## Source data
******************************

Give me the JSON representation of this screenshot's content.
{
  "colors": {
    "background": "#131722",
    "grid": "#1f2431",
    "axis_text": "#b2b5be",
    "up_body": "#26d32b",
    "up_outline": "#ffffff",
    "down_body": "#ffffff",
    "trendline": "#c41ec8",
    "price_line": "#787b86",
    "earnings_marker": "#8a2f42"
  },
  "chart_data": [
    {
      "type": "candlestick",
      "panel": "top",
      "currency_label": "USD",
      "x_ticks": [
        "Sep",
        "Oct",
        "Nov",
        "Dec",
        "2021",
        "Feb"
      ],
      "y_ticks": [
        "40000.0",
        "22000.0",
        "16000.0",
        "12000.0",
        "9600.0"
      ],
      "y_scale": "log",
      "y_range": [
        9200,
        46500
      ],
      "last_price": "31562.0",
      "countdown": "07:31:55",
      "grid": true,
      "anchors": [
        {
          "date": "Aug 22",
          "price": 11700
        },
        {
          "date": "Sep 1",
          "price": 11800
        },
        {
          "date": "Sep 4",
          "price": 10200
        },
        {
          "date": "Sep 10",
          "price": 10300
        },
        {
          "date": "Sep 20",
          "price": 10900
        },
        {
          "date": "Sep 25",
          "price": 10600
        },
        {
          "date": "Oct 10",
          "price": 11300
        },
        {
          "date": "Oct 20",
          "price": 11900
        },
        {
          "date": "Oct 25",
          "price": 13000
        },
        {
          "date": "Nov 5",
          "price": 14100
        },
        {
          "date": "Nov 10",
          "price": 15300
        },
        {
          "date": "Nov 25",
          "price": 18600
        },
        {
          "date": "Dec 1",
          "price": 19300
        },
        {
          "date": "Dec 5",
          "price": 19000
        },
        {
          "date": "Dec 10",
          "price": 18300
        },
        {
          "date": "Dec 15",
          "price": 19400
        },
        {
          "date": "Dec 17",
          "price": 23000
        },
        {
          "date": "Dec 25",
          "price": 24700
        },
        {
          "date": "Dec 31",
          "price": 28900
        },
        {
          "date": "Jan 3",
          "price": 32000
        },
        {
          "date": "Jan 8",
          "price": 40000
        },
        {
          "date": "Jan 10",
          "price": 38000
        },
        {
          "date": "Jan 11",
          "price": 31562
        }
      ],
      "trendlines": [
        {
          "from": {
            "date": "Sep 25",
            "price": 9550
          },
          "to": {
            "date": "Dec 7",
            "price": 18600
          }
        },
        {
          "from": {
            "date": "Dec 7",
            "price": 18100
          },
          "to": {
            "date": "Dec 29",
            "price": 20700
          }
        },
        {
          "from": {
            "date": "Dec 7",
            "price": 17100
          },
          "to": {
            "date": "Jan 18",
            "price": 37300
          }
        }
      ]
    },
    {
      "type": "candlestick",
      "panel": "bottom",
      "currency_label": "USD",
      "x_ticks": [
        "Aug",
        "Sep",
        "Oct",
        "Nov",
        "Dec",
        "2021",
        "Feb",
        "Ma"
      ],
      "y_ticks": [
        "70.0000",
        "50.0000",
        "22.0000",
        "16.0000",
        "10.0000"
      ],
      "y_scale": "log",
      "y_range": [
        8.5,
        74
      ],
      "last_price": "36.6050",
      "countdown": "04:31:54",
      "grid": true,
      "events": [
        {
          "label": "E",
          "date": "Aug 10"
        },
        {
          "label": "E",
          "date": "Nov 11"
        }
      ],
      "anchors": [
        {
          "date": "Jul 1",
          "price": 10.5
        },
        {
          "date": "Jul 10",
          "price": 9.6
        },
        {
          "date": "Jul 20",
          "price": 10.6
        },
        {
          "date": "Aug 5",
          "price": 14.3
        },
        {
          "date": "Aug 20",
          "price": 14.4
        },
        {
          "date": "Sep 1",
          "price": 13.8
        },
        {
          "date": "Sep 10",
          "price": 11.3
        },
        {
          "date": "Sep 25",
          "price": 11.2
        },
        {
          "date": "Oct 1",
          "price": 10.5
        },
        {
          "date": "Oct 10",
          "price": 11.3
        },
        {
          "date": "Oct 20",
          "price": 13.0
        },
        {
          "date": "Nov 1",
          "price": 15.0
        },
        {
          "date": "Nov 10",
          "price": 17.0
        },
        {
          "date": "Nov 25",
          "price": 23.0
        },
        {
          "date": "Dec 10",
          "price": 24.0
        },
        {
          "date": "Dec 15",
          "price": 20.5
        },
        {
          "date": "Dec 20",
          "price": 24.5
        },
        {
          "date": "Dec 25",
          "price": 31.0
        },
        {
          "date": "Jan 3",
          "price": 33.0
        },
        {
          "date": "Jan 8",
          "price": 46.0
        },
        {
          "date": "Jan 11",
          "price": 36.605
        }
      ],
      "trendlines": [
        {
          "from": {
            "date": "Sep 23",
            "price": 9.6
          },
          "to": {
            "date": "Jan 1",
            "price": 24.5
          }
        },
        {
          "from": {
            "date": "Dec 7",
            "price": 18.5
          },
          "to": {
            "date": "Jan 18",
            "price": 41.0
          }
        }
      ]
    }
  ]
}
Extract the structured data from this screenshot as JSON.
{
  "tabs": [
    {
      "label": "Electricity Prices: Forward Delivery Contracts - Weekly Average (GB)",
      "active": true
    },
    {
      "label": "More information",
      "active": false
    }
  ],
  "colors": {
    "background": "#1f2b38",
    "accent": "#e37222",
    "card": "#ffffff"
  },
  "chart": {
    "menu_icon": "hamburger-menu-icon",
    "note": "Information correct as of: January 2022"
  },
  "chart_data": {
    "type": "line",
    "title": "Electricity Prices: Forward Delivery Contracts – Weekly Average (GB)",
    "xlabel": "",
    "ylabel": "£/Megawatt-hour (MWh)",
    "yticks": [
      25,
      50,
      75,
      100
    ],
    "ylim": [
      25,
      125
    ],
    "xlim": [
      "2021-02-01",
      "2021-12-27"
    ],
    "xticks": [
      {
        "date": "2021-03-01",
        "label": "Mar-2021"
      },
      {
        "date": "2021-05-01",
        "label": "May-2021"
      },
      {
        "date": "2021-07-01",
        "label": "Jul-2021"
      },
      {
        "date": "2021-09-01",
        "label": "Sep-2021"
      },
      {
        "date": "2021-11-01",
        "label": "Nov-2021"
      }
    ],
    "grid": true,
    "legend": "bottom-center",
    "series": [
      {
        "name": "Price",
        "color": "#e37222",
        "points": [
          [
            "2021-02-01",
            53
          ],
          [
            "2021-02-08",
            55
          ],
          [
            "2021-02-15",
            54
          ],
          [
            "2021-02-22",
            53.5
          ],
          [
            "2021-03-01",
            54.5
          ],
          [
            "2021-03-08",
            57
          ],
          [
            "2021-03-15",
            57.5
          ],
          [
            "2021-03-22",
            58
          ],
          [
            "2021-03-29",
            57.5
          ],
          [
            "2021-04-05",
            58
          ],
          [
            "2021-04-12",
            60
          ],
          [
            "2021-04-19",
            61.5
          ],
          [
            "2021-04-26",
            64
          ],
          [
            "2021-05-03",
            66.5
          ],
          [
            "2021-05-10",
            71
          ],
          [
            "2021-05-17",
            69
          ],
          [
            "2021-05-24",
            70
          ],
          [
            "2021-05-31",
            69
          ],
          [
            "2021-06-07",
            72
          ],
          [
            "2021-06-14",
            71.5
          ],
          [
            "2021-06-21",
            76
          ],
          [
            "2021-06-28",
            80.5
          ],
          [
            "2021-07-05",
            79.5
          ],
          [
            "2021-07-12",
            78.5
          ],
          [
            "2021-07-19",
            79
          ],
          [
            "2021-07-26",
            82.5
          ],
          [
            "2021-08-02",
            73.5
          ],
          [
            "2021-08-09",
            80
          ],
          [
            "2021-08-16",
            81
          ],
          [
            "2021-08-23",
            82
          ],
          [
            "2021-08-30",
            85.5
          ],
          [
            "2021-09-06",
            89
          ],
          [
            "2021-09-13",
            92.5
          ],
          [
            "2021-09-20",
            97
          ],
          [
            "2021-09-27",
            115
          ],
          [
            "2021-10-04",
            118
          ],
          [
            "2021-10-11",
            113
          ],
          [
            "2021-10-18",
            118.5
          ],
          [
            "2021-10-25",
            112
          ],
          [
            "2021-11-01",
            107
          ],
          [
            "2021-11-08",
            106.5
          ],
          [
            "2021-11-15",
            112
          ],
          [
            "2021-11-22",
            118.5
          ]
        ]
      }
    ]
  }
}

******************************

Using the material above, work out how many lines contain the string "Forward". Give that number alone.

2